Source
>> start

Studio album by Penguin Cafe
- Released: 31 January 2011
- Genre: Chamber jazz
- Length: 46:16
- Label: Penguin Cafe

= A Matter of Life... =

A Matter of Life... is the debut album of chamber jazz group Penguin Cafe, released on 31 January 2011 through Penguin Cafe's own independent label.

==Critical reception==

Robin Denselow of The Guardian gave the album three stars, and described it as "some of the most unusual and delightful music of the last 40 years", which didn't quite match classics of the earlier Penguin Café Orchestra, but was an "impressive attempt".

"Stylistically, A Matter of Life... is a near-perfect match with the Penguin Café Orchestra of old. It is undeniably easy-listening background music, but of the best possible kind: it can be a passive soundtrack but generally stands up just as well to direct attention. There are no stand-out 'hits' – no 'Music for a Found Harmonium' or 'Telephone and Rubber Band' – and the whole can feel a bit lacking in substance, but in terms of its aims – "sort of a love letter to the original PCO music" – it's a definite success. As long as you know what to expect," wrote Mark Wilden of musicOMH, and gave the album 3.5 out of 5 stars.

>> end

Material
>> start

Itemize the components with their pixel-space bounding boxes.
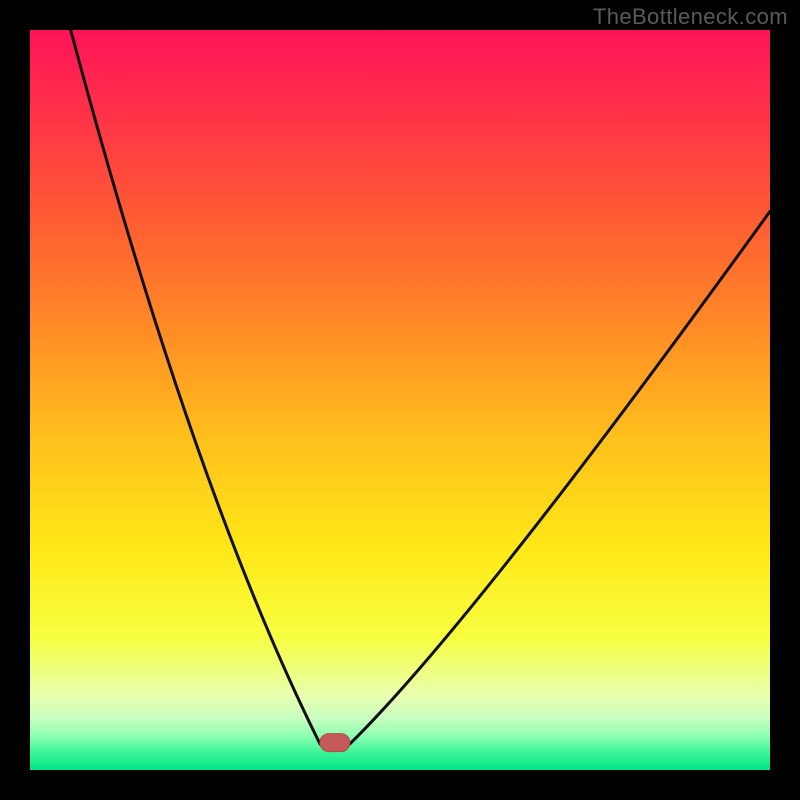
plot-gradient-background xyxy=(30,30,770,770)
watermark-text: TheBottleneck.com xyxy=(593,4,788,30)
bottleneck-marker xyxy=(320,734,350,752)
chart-container: TheBottleneck.com xyxy=(0,0,800,800)
bottleneck-chart xyxy=(0,0,800,800)
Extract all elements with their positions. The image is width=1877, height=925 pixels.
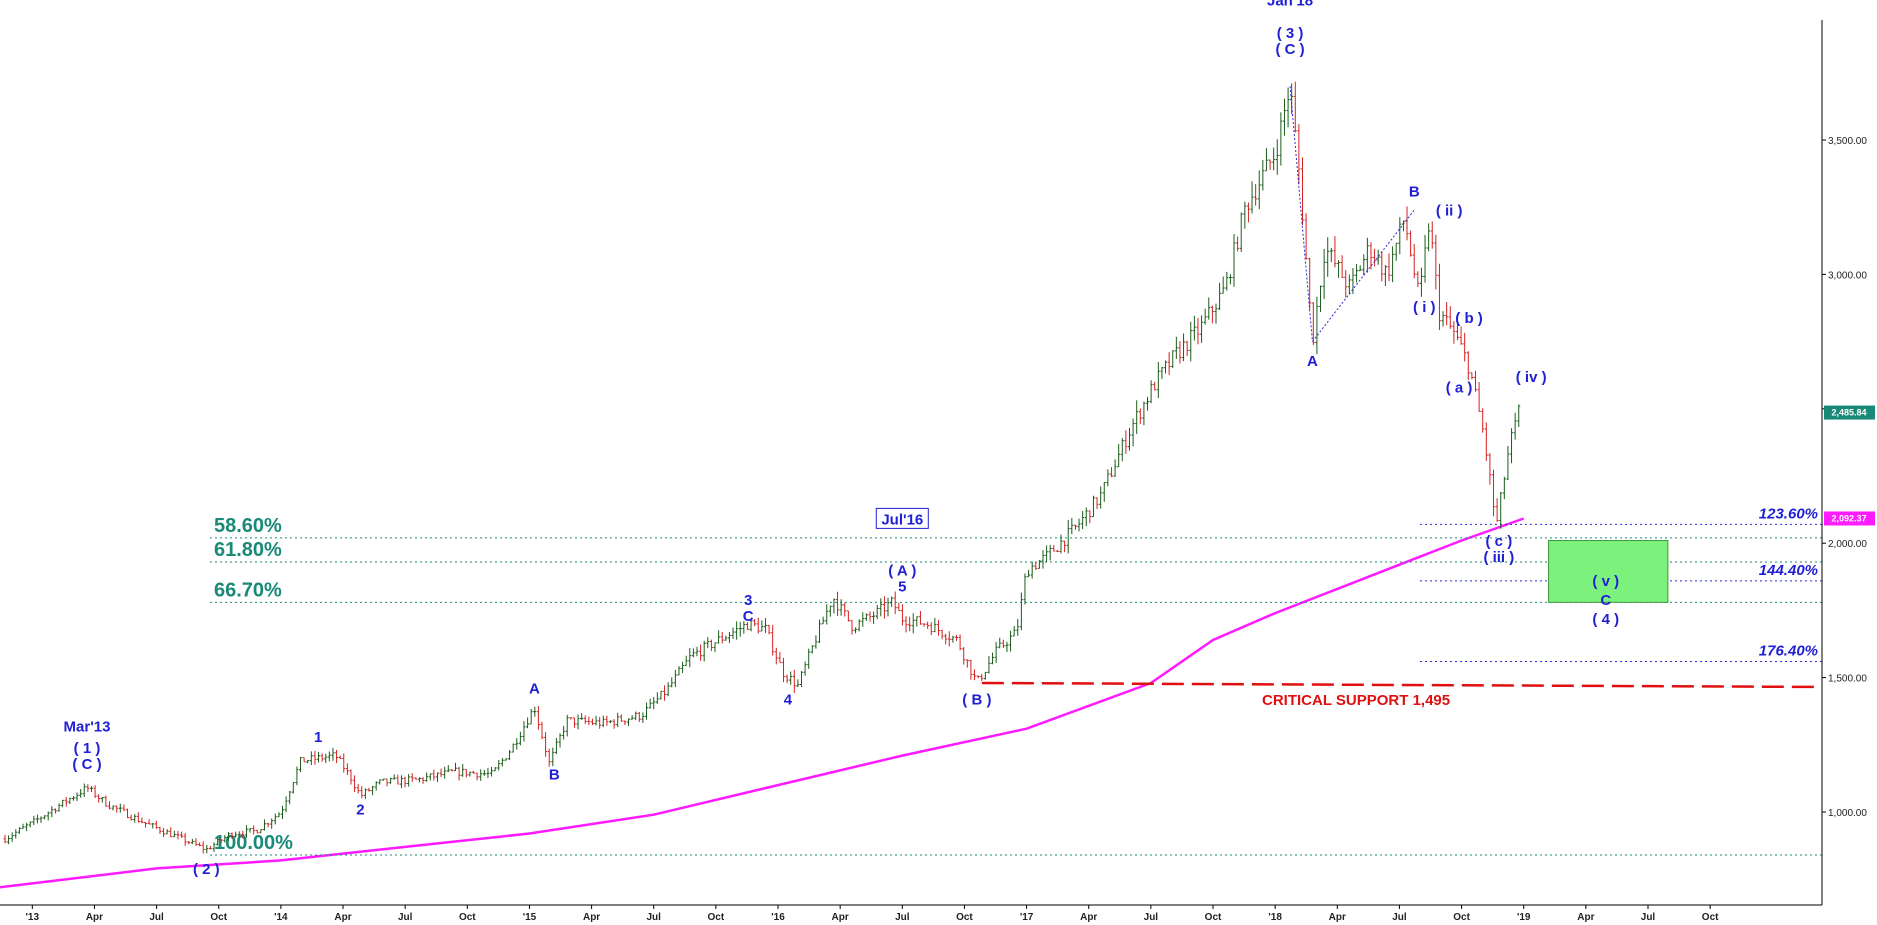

>> end

Goals
(1) Echo the passage of the album article starting at "Robin Denselow of" and ending at "of 5 stars.", word for word.
(2) Duplicate every line of the records exactly, leaving out the pictures.

Responses by task
(1)
Robin Denselow of The Guardian gave the album three stars, and described it as "some of the most unusual and delightful music of the last 40 years", which didn't quite match classics of the earlier Penguin Café Orchestra, but was an "impressive attempt".

"Stylistically, A Matter of Life... is a near-perfect match with the Penguin Café Orchestra of old. It is undeniably easy-listening background music, but of the best possible kind: it can be a passive soundtrack but generally stands up just as well to direct attention. There are no stand-out 'hits' – no 'Music for a Found Harmonium' or 'Telephone and Rubber Band' – and the whole can feel a bit lacking in substance, but in terms of its aims – "sort of a love letter to the original PCO music" – it's a definite success. As long as you know what to expect," wrote Mark Wilden of musicOMH, and gave the album 3.5 out of 5 stars.

(2)
Itemize the components with their pixel-space bounding boxes.
plot-gradient-background xyxy=(30,30,770,770)
watermark-text: TheBottleneck.com xyxy=(593,4,788,30)
bottleneck-marker xyxy=(320,734,350,752)
chart-container: TheBottleneck.com xyxy=(0,0,800,800)
bottleneck-chart xyxy=(0,0,800,800)
Extract all elements with their positions. The image is width=1877, height=925 pixels.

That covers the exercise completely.